↓↓↓

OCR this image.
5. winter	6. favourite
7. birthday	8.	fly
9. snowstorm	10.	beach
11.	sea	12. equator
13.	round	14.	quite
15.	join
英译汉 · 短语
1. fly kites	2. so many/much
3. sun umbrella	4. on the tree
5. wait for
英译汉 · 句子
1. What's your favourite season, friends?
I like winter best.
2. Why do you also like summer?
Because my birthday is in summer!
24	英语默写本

↑↑↑

Work to complete —
Retype every record above exactly as it appears.

Written response —
OCR this image.
5. winter	6. favourite
7. birthday	8.	fly
9. snowstorm	10.	beach
11.	sea	12. equator
13.	round	14.	quite
15.	join
英译汉 · 短语
1. fly kites	2. so many/much
3. sun umbrella	4. on the tree
5. wait for
英译汉 · 句子
1. What's your favourite season, friends?
I like winter best.
2. Why do you also like summer?
Because my birthday is in summer!
24	英语默写本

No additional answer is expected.